_PROBLEM DETAILS_.
Collect each line holding the string "screenshot".
# # # # #
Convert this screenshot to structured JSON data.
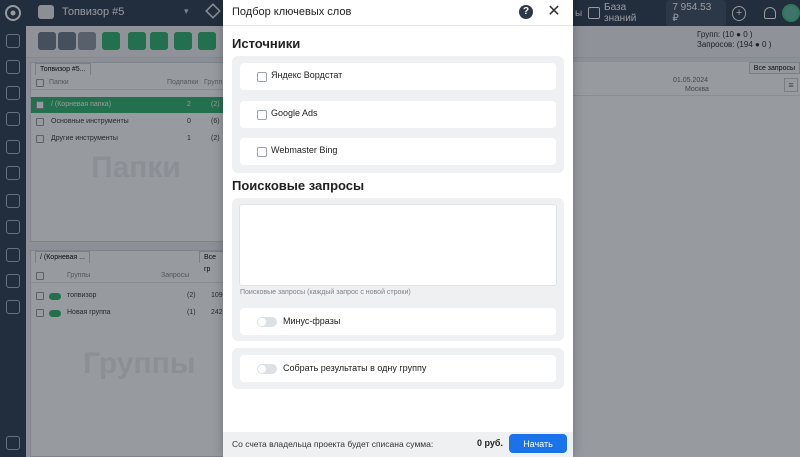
{
  "topbar": {
    "project_name": "Топвизор #5",
    "caret": "▾",
    "knowledge_base": "База знаний",
    "balance": "7 954.53 ₽",
    "plus": "+",
    "partial_label": "ы"
  },
  "stats": {
    "groups_label": "Групп:",
    "groups_value": "(10 ● 0 )",
    "queries_label": "Запросов:",
    "queries_value": "(194 ● 0 )"
  },
  "folders_panel": {
    "tab": "Топвизор #5...",
    "head_label": "Папки",
    "head_sub": "Подпапки",
    "head_groups": "Групп",
    "rows": [
      {
        "label": "/ (Корневая папка)",
        "a": "2",
        "b": "(2)"
      },
      {
        "label": "Основные инструменты",
        "a": "0",
        "b": "(6)"
      },
      {
        "label": "Другие инструменты",
        "a": "1",
        "b": "(2)"
      }
    ],
    "watermark": "Папки"
  },
  "groups_panel": {
    "tab": "/ (Корневая ...",
    "tab2": "Все гр",
    "head_label": "Группы",
    "head_queries": "Запросы",
    "rows": [
      {
        "label": "топвизор",
        "a": "(2)",
        "b": "1090"
      },
      {
        "label": "Новая группа",
        "a": "(1)",
        "b": "242"
      }
    ],
    "watermark": "Группы"
  },
  "right_panel": {
    "tab": "Все запросы",
    "date": "01.05.2024",
    "region": "Москва"
  },
  "modal": {
    "title": "Подбор ключевых слов",
    "help": "?",
    "close": "✕",
    "sources_title": "Источники",
    "sources": [
      {
        "label": "Яндекс Вордстат",
        "checked": false
      },
      {
        "label": "Google Ads",
        "checked": false
      },
      {
        "label": "Webmaster Bing",
        "checked": false
      }
    ],
    "queries_title": "Поисковые запросы",
    "queries_value": "",
    "queries_hint": "Поисковые запросы (каждый запрос с новой строки)",
    "minus_label": "Минус-фразы",
    "collect_label": "Собрать результаты в одну группу",
    "footer_text": "Со счета владельца проекта будет списана сумма:",
    "footer_sum": "0 руб.",
    "start_label": "Начать"
  }
}
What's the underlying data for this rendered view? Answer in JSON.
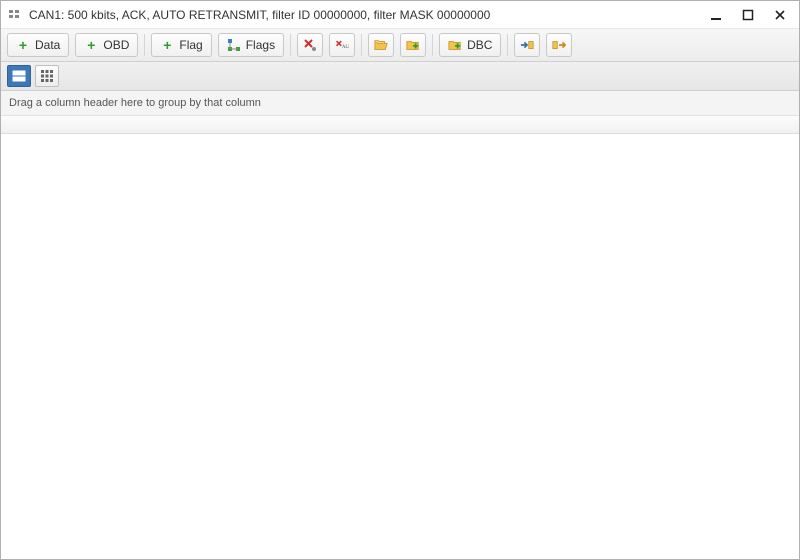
{
  "window": {
    "title": "CAN1: 500 kbits, ACK, AUTO RETRANSMIT, filter ID 00000000, filter MASK 00000000"
  },
  "toolbar": {
    "data_label": "Data",
    "obd_label": "OBD",
    "flag_label": "Flag",
    "flags_label": "Flags",
    "dbc_label": "DBC"
  },
  "groupbar": {
    "hint": "Drag a column header here to group by that column"
  }
}
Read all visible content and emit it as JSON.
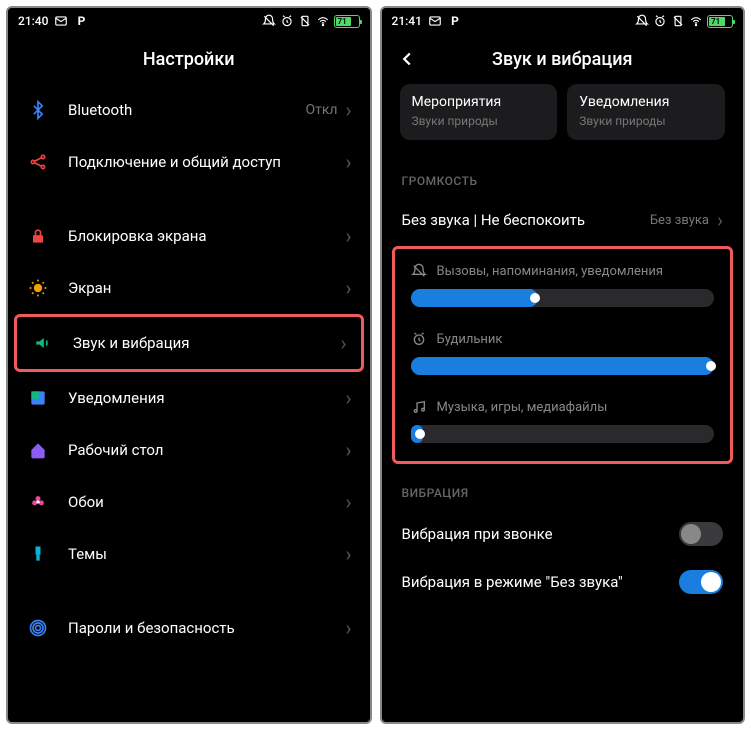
{
  "left": {
    "status": {
      "time": "21:40",
      "battery_pct": 71
    },
    "title": "Настройки",
    "rows": [
      {
        "icon": "bluetooth",
        "label": "Bluetooth",
        "value": "Откл"
      },
      {
        "icon": "share",
        "label": "Подключение и общий доступ",
        "value": ""
      },
      {
        "gap": true
      },
      {
        "icon": "lock",
        "label": "Блокировка экрана",
        "value": ""
      },
      {
        "icon": "sun",
        "label": "Экран",
        "value": ""
      },
      {
        "icon": "sound",
        "label": "Звук и вибрация",
        "value": "",
        "highlight": true
      },
      {
        "icon": "notif",
        "label": "Уведомления",
        "value": ""
      },
      {
        "icon": "home",
        "label": "Рабочий стол",
        "value": ""
      },
      {
        "icon": "flower",
        "label": "Обои",
        "value": ""
      },
      {
        "icon": "brush",
        "label": "Темы",
        "value": ""
      },
      {
        "gap": true
      },
      {
        "icon": "finger",
        "label": "Пароли и безопасность",
        "value": ""
      }
    ]
  },
  "right": {
    "status": {
      "time": "21:41",
      "battery_pct": 71
    },
    "title": "Звук и вибрация",
    "chips": [
      {
        "title": "Мероприятия",
        "sub": "Звуки природы"
      },
      {
        "title": "Уведомления",
        "sub": "Звуки природы"
      }
    ],
    "volume": {
      "section": "ГРОМКОСТЬ",
      "silent_row": {
        "label": "Без звука | Не беспокоить",
        "value": "Без звука"
      },
      "sliders": [
        {
          "icon": "bell",
          "label": "Вызовы, напоминания, уведомления",
          "pct": 42
        },
        {
          "icon": "alarm",
          "label": "Будильник",
          "pct": 100
        },
        {
          "icon": "music",
          "label": "Музыка, игры, медиафайлы",
          "pct": 4
        }
      ]
    },
    "vibration": {
      "section": "ВИБРАЦИЯ",
      "toggles": [
        {
          "label": "Вибрация при звонке",
          "on": false
        },
        {
          "label": "Вибрация в режиме \"Без звука\"",
          "on": true
        }
      ]
    }
  }
}
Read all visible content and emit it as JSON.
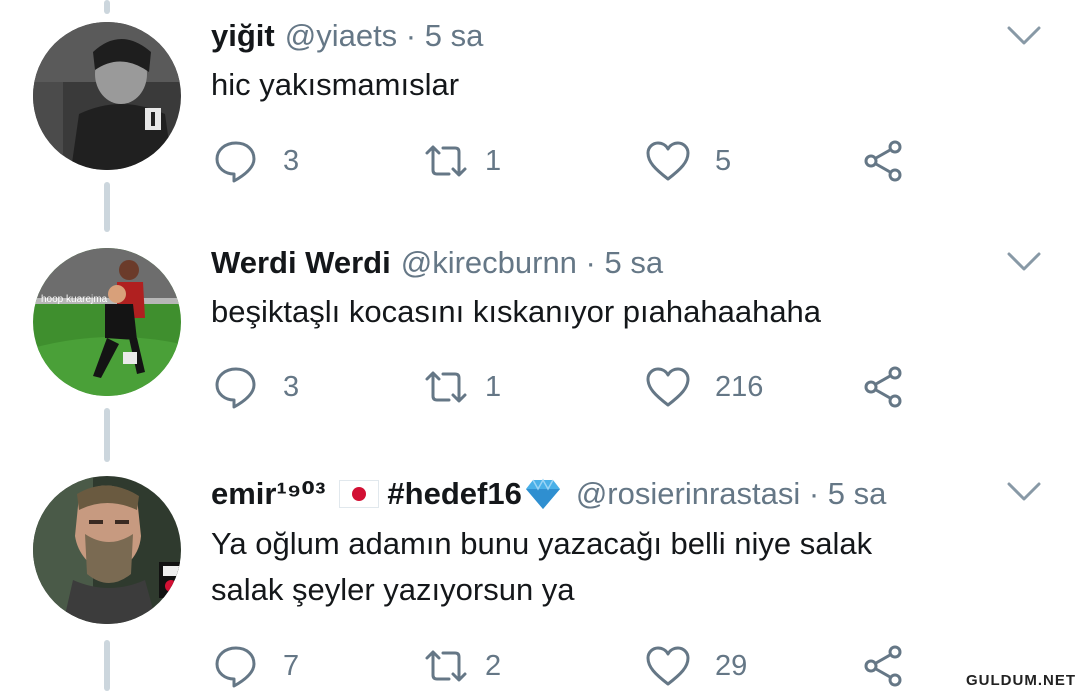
{
  "tweets": [
    {
      "name": "yiğit",
      "meta": "@yiaets · 5 sa",
      "text_lines": [
        "hic yakısmamıslar"
      ],
      "replies": "3",
      "retweets": "1",
      "likes": "5"
    },
    {
      "name": "Werdi Werdi",
      "meta": "@kirecburnn · 5 sa",
      "avatar_caption": "hoop kuarejma",
      "text_lines": [
        "beşiktaşlı kocasını kıskanıyor pıahahaahaha"
      ],
      "replies": "3",
      "retweets": "1",
      "likes": "216"
    },
    {
      "name": "emir¹⁹⁰³",
      "hashtag": "#hedef16",
      "meta": "@rosierinrastasi · 5 sa",
      "text_lines": [
        "Ya oğlum adamın bunu yazacağı belli niye salak",
        "salak şeyler yazıyorsun ya"
      ],
      "replies": "7",
      "retweets": "2",
      "likes": "29"
    }
  ],
  "watermark": "GULDUM.NET",
  "colors": {
    "muted": "#657786",
    "thread_line": "#ccd6dd",
    "flag_red": "#d21034",
    "diamond": "#4ab0e8"
  },
  "icons": [
    "reply-icon",
    "retweet-icon",
    "like-icon",
    "share-icon",
    "chevron-down-icon",
    "japan-flag-icon",
    "diamond-icon"
  ]
}
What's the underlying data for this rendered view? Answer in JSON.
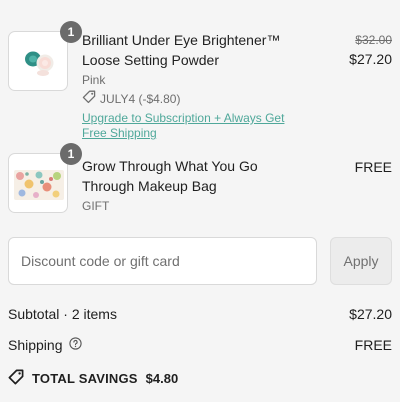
{
  "items": [
    {
      "quantity": "1",
      "title": "Brilliant Under Eye Brightener™ Loose Setting Powder",
      "variant": "Pink",
      "discount_code": "JULY4 (-$4.80)",
      "upgrade_link": "Upgrade to Subscription + Always Get Free Shipping",
      "original_price": "$32.00",
      "price": "$27.20",
      "thumb_icon": "compact-powder-icon"
    },
    {
      "quantity": "1",
      "title": "Grow Through What You Go Through Makeup Bag",
      "variant": "GIFT",
      "price": "FREE",
      "thumb_icon": "floral-makeup-bag-icon"
    }
  ],
  "discount": {
    "placeholder": "Discount code or gift card",
    "apply_label": "Apply"
  },
  "summary": {
    "subtotal_label": "Subtotal · 2 items",
    "subtotal_value": "$27.20",
    "shipping_label": "Shipping",
    "shipping_value": "FREE",
    "savings_label": "TOTAL SAVINGS",
    "savings_value": "$4.80"
  },
  "colors": {
    "link": "#4fa89a",
    "badge": "#6b6b6b",
    "background": "#f5f5f5"
  }
}
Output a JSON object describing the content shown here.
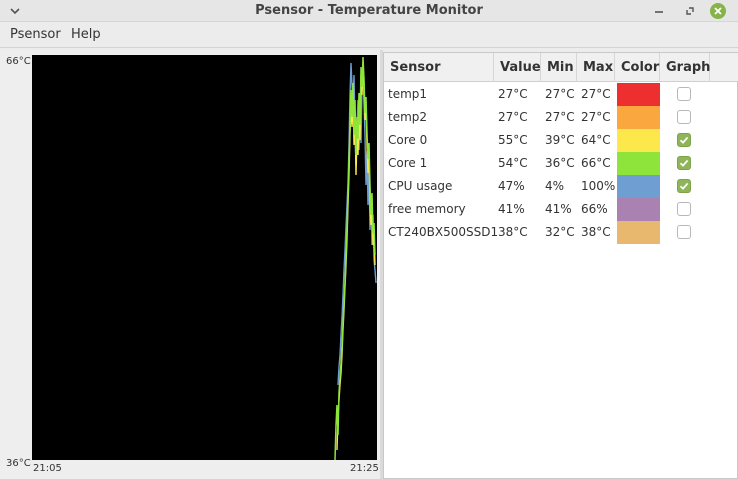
{
  "window": {
    "title": "Psensor - Temperature Monitor"
  },
  "menubar": {
    "items": [
      "Psensor",
      "Help"
    ]
  },
  "graph": {
    "y_max_label": "66°C",
    "y_min_label": "36°C",
    "x_start_label": "21:05",
    "x_end_label": "21:25",
    "background": "#000000"
  },
  "table": {
    "headers": {
      "sensor": "Sensor",
      "value": "Value",
      "min": "Min",
      "max": "Max",
      "color": "Color",
      "graph": "Graph"
    },
    "rows": [
      {
        "sensor": "temp1",
        "value": "27°C",
        "min": "27°C",
        "max": "27°C",
        "color": "#ee2f2f",
        "graph": false
      },
      {
        "sensor": "temp2",
        "value": "27°C",
        "min": "27°C",
        "max": "27°C",
        "color": "#fba73f",
        "graph": false
      },
      {
        "sensor": "Core 0",
        "value": "55°C",
        "min": "39°C",
        "max": "64°C",
        "color": "#fce84a",
        "graph": true
      },
      {
        "sensor": "Core 1",
        "value": "54°C",
        "min": "36°C",
        "max": "66°C",
        "color": "#8ee43a",
        "graph": true
      },
      {
        "sensor": "CPU usage",
        "value": "47%",
        "min": "4%",
        "max": "100%",
        "color": "#6f9ed3",
        "graph": true
      },
      {
        "sensor": "free memory",
        "value": "41%",
        "min": "41%",
        "max": "66%",
        "color": "#a982b1",
        "graph": false
      },
      {
        "sensor": "CT240BX500SSD1",
        "value": "38°C",
        "min": "32°C",
        "max": "38°C",
        "color": "#e8b86f",
        "graph": false
      }
    ]
  },
  "icons": {
    "window_menu": "chevron-down-icon",
    "minimize": "minimize-icon",
    "maximize": "maximize-icon",
    "close": "close-icon",
    "checkbox_checked": "check-icon"
  }
}
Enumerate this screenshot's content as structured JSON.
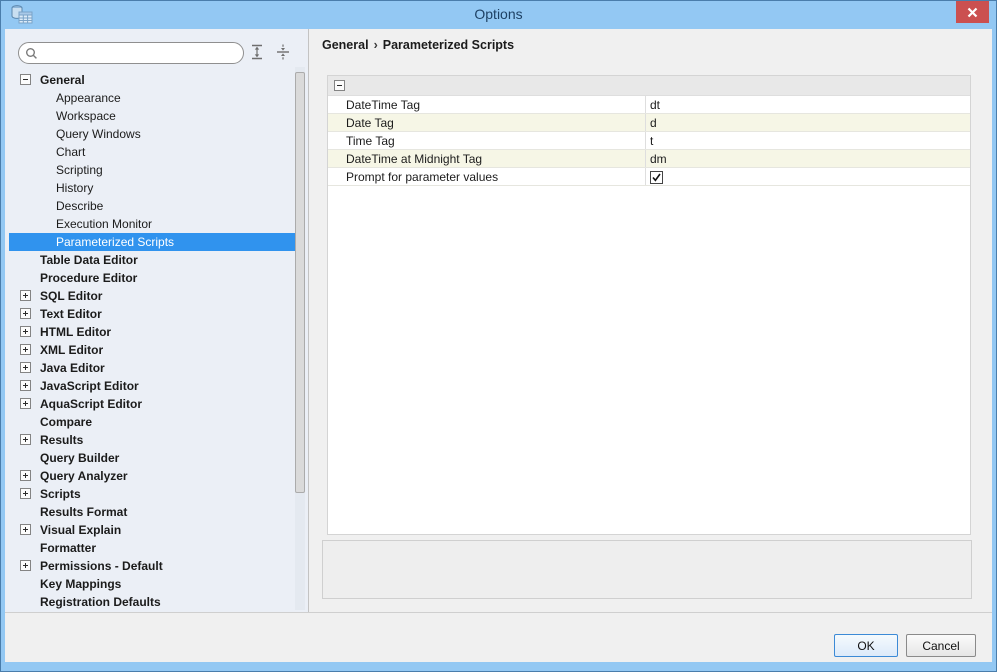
{
  "window": {
    "title": "Options"
  },
  "sidebar": {
    "search": {
      "placeholder": "",
      "value": ""
    },
    "tree": [
      {
        "label": "General",
        "level": 0,
        "bold": true,
        "expander": "minus"
      },
      {
        "label": "Appearance",
        "level": 1
      },
      {
        "label": "Workspace",
        "level": 1
      },
      {
        "label": "Query Windows",
        "level": 1
      },
      {
        "label": "Chart",
        "level": 1
      },
      {
        "label": "Scripting",
        "level": 1
      },
      {
        "label": "History",
        "level": 1
      },
      {
        "label": "Describe",
        "level": 1
      },
      {
        "label": "Execution Monitor",
        "level": 1
      },
      {
        "label": "Parameterized Scripts",
        "level": 1,
        "selected": true
      },
      {
        "label": "Table Data Editor",
        "level": 0,
        "bold": true
      },
      {
        "label": "Procedure Editor",
        "level": 0,
        "bold": true
      },
      {
        "label": "SQL Editor",
        "level": 0,
        "bold": true,
        "expander": "plus"
      },
      {
        "label": "Text Editor",
        "level": 0,
        "bold": true,
        "expander": "plus"
      },
      {
        "label": "HTML Editor",
        "level": 0,
        "bold": true,
        "expander": "plus"
      },
      {
        "label": "XML Editor",
        "level": 0,
        "bold": true,
        "expander": "plus"
      },
      {
        "label": "Java Editor",
        "level": 0,
        "bold": true,
        "expander": "plus"
      },
      {
        "label": "JavaScript Editor",
        "level": 0,
        "bold": true,
        "expander": "plus"
      },
      {
        "label": "AquaScript Editor",
        "level": 0,
        "bold": true,
        "expander": "plus"
      },
      {
        "label": "Compare",
        "level": 0,
        "bold": true
      },
      {
        "label": "Results",
        "level": 0,
        "bold": true,
        "expander": "plus"
      },
      {
        "label": "Query Builder",
        "level": 0,
        "bold": true
      },
      {
        "label": "Query Analyzer",
        "level": 0,
        "bold": true,
        "expander": "plus"
      },
      {
        "label": "Scripts",
        "level": 0,
        "bold": true,
        "expander": "plus"
      },
      {
        "label": "Results Format",
        "level": 0,
        "bold": true
      },
      {
        "label": "Visual Explain",
        "level": 0,
        "bold": true,
        "expander": "plus"
      },
      {
        "label": "Formatter",
        "level": 0,
        "bold": true
      },
      {
        "label": "Permissions - Default",
        "level": 0,
        "bold": true,
        "expander": "plus"
      },
      {
        "label": "Key Mappings",
        "level": 0,
        "bold": true
      },
      {
        "label": "Registration Defaults",
        "level": 0,
        "bold": true
      }
    ]
  },
  "content": {
    "breadcrumb": {
      "items": [
        "General",
        "Parameterized Scripts"
      ],
      "separator": "›"
    },
    "properties": [
      {
        "name": "DateTime Tag",
        "value": "dt",
        "type": "text"
      },
      {
        "name": "Date Tag",
        "value": "d",
        "type": "text"
      },
      {
        "name": "Time Tag",
        "value": "t",
        "type": "text"
      },
      {
        "name": "DateTime at Midnight Tag",
        "value": "dm",
        "type": "text"
      },
      {
        "name": "Prompt for parameter values",
        "value": true,
        "type": "checkbox"
      }
    ]
  },
  "footer": {
    "ok_label": "OK",
    "cancel_label": "Cancel"
  },
  "colors": {
    "titlebar": "#93c8f3",
    "selection": "#3093ee",
    "close_button": "#cb5050",
    "sidebar_bg": "#ebeff6",
    "alt_row": "#f6f6e6"
  }
}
# # # # #
_ANSWER FOR THIS EXERCISE_.
Convert this screenshot to structured JSON data.
Enumerate this screenshot's content as structured JSON.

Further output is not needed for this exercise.